======== 本文抜粋 ========

なんかウルトラセブンのタイトルみたいじゃないですか。



あの世界のすべてを見渡せそうなほど見晴らしのいい崖の縁であらゆる森羅万象を紅に染めながら沈む夕陽に向かって私は友人が日本に帰って来るまでに自動車免許を取得しようと約束したという妄想が頭から抜けず妄想に取り憑かれしかし金がないので免許も取れない、のなら免許代を稼がなければならないだろうと考え、どうかこうかしているうちに気付いたら病棟の血も涙も無い純白のベッドの上で被験者番号101としてナナフシのようにじっと縮こまっていたというのが昨日までの話である。いわゆる治験と言うやつに初めて参加したのだった。
某治験紹介サイトから初めに応募した案件は、神奈川県で19泊20日の後通院を5回重ね47万円という莫大な報酬を得られるというものだったが、これは非喫煙者が対象ということを仲介会社から告げられ、それならば喫煙者でも入院可能な案件はござらぬのかと尋問すると、へえこんなんならありますけれどと紹介を受けたのが今回参加した治験であり、都内某所にて3泊4日を掛けること3回、報酬は16万円ということで、免許代には届かないまでも比較的短期間の内にこれだけ稼げれば御の字である。

======== 行の抜粋 ========

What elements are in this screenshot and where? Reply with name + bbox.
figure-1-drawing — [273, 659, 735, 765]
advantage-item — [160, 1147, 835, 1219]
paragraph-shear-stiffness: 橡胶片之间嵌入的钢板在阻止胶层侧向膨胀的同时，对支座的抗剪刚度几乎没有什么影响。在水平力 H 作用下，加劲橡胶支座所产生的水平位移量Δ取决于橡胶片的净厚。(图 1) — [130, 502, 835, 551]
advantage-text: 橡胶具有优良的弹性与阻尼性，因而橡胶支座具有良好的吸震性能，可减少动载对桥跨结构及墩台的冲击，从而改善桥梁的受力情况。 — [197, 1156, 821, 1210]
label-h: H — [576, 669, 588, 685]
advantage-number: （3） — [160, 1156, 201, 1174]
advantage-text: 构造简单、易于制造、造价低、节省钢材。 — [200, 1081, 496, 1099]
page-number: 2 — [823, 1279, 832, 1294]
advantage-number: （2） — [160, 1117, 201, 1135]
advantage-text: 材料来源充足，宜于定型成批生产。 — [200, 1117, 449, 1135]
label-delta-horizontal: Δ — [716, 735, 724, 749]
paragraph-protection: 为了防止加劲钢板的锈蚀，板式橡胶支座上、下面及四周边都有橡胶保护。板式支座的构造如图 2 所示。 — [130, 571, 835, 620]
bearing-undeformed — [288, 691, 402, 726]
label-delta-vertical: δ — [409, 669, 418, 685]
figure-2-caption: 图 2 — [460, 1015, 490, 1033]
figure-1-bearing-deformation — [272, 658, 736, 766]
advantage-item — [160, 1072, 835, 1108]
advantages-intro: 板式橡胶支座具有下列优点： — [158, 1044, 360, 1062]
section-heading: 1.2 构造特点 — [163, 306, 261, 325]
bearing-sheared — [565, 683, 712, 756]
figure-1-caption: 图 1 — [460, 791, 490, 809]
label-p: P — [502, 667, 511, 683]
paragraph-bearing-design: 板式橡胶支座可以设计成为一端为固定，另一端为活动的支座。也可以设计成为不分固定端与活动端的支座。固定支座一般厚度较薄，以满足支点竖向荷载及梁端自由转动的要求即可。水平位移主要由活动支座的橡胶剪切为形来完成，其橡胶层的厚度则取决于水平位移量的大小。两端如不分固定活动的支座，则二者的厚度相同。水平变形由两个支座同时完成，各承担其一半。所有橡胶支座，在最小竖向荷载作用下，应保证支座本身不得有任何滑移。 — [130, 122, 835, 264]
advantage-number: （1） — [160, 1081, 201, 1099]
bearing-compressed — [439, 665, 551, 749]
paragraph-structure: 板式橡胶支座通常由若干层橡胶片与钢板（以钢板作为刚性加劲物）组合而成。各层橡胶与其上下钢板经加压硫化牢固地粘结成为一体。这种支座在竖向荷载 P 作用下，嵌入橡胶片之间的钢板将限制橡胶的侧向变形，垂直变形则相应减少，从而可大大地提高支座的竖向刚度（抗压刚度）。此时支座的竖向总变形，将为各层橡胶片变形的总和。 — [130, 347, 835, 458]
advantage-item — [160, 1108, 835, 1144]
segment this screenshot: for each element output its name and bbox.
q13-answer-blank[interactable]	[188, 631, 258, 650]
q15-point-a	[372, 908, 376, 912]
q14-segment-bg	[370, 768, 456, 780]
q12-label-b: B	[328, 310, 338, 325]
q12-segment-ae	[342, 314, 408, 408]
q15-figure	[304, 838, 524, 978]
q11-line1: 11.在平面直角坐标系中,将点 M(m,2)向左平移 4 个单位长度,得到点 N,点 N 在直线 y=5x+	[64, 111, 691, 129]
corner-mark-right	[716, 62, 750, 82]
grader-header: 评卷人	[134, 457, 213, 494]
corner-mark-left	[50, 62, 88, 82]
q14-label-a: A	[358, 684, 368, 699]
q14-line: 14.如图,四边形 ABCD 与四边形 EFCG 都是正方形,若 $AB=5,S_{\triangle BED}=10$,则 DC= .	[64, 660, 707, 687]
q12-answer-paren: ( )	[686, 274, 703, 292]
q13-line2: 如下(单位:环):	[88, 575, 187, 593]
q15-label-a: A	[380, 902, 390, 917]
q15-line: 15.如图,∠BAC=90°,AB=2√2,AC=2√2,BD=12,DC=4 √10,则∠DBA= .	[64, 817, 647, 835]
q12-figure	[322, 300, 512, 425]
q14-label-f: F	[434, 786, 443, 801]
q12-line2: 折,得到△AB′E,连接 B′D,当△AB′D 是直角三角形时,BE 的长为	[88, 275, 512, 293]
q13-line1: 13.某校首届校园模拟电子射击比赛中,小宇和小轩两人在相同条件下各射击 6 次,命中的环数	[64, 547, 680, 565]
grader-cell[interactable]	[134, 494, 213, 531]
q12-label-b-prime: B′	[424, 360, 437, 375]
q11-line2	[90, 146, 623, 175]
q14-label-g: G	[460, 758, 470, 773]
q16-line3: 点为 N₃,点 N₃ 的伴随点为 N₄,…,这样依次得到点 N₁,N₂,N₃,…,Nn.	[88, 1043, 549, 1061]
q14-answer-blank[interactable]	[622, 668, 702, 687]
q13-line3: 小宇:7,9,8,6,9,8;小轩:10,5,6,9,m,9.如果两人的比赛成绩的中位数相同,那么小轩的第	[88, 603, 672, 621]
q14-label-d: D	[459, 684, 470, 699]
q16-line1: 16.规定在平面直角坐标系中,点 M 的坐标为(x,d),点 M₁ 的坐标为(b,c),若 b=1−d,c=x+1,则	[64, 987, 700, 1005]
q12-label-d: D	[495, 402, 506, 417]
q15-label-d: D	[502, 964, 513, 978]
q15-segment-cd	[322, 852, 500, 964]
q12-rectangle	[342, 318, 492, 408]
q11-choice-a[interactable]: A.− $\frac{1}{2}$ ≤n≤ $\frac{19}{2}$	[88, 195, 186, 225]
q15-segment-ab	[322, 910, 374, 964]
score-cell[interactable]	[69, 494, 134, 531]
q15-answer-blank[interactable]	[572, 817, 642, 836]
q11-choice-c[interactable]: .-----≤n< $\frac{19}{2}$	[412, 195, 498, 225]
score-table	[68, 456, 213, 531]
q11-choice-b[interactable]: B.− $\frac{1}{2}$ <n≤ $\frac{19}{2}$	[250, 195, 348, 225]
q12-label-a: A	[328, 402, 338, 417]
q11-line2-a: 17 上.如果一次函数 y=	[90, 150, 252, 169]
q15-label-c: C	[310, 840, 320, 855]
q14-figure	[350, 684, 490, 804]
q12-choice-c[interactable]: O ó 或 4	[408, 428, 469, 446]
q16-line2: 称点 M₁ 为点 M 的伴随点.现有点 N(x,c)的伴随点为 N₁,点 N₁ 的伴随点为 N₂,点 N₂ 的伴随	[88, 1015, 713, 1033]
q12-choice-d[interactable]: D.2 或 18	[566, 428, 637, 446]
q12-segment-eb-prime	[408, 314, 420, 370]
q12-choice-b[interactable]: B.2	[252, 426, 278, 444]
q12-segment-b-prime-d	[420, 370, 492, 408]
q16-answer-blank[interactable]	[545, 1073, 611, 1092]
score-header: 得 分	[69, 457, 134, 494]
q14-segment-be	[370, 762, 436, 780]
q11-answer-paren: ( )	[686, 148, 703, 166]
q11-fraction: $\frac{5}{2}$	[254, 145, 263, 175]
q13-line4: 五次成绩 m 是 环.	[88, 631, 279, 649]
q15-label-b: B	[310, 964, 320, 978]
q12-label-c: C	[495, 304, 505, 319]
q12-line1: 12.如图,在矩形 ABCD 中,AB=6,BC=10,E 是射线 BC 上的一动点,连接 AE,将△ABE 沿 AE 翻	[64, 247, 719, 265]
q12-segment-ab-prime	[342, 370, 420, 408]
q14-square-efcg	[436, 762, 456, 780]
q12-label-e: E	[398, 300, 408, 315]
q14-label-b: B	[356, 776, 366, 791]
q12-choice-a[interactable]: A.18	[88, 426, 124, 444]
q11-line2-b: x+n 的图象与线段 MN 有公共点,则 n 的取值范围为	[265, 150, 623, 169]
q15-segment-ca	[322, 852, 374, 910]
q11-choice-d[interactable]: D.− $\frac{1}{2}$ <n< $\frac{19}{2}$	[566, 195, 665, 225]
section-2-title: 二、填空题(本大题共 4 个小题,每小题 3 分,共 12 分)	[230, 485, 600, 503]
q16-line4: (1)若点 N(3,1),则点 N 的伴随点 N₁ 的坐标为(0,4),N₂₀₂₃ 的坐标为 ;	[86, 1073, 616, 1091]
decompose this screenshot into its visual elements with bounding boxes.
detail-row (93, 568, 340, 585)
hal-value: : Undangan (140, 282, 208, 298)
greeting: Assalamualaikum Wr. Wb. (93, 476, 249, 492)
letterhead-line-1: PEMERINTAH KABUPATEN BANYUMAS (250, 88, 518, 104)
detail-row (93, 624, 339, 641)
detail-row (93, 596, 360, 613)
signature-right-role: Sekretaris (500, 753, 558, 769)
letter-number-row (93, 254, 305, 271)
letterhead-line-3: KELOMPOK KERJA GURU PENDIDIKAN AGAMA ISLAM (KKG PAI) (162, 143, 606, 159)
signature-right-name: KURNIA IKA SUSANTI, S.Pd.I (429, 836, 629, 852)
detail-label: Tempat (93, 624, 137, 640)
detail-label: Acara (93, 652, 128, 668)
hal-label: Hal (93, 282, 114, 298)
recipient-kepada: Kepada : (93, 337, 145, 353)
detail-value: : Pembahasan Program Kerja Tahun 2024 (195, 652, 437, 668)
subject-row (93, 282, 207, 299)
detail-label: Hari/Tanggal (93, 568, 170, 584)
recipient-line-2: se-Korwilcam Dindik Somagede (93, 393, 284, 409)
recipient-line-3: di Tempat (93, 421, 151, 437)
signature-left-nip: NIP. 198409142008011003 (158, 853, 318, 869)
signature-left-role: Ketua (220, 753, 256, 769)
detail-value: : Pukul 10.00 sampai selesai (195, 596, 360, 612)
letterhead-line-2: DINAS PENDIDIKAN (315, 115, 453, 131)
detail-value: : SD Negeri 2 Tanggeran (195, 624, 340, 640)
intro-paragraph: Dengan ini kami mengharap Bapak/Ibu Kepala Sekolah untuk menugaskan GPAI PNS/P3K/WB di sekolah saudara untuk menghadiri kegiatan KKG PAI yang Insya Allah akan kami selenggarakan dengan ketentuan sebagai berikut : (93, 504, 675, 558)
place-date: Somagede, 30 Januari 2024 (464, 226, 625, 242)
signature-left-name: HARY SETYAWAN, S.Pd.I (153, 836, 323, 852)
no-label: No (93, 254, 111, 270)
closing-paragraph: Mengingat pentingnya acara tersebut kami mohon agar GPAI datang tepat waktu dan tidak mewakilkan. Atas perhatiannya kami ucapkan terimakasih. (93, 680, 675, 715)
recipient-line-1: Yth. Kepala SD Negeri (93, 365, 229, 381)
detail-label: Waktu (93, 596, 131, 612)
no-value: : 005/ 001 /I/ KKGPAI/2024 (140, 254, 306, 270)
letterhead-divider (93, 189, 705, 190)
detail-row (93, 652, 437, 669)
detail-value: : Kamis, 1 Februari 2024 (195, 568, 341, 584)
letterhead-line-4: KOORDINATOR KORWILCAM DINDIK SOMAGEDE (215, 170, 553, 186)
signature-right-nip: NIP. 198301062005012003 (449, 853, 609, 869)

========

> **取り組む課題**:
1. 治験の文章のうち「某治験紹介サイトから」で始まる段落を、主な事実を残したまま箇条書きにまとめてください。
2. 治験の文章によると、今回参加した治験の報酬はいくらですか？
3. 治験の文章を、最後の文の続きから再開してください。
行を見なくても課題は解けます。

> **解答**:
1.
- 最初に応募したのは神奈川県の案件で、19泊20日の入院と5回の通院で47万円の報酬が得られるものだった。
- その案件は非喫煙者が対象だと仲介会社から告げられた。
- 喫煙者でも入院可能な案件を尋ねて紹介されたのが、今回参加した治験である。
- 今回の治験は都内某所での3泊4日を3回行うもので、報酬は16万円。
- 免許代には届かないが、比較的短期間でこれだけ稼げれば御の字である。

2. 16万円です。

3.
とは言うものの紹介即採用と事は運ばないのは当然で、治験参加のためには事前検診を通過しなければならないのである。そして今回募っていたのは健康な成人男性である。私はこのブログ内でも告白している通り、痛風持ちであるからして、健康体とは言い難い。しかしなんたる僥倖か、事前検診をパスできたのである。炒り豆に花とはこのことである。メールにて合格の通知を受け取ったとき、私は何か大きなものに受け入れられたような心地がして、それはまったくギャンブルで得られる快楽に類似していたのだった。おそらく楽をして金を稼ぐというところが、ギャンブルによって煽られる射幸心と似通っていたからと思われるが、大学の卒業を間近に控えた今このタイミングで治験参加などというのは端から見れば完全に落伍者であり、このように喜び小躍りしている自分が多少恥ずかしく思えた。

さても、入所初日の入り時間は17時。
今のうちにと冬眠前の熊のごとくニコチン及びカフェインを大量に摂取、体内に溜め込み、若干具合が悪くなりつついよいよ病棟へ向かう。暇を持て余すのは自明のこと故、小説を二冊、漫画を一冊、念のためPCまで持参して行った。小説は読み止していた志賀直哉『暗夜行路』ヴォネガット『猫のゆりかご』、漫画の方は満を持して吾妻ひでお『アル中病棟』。胸熱である。病棟内でアル中病棟、胸熱である。
院内に到着し通された巣は懐かしい保健室の香り立ちこめる大部屋で、壁に面して十数台の真白いベッドが鎮座している。既に多くのモルモットちゃん達がベッドに磔になっている。時期柄大学生が多いのかと思っていたが、存外に私よりも年上に見える方々が多いように映る。ベテランの風格すら漂っている。ベテランモルモットはベテランらしくもの言わず布団を腰まで掛けじっとしている。ちなみに私の塒は運良く角であった。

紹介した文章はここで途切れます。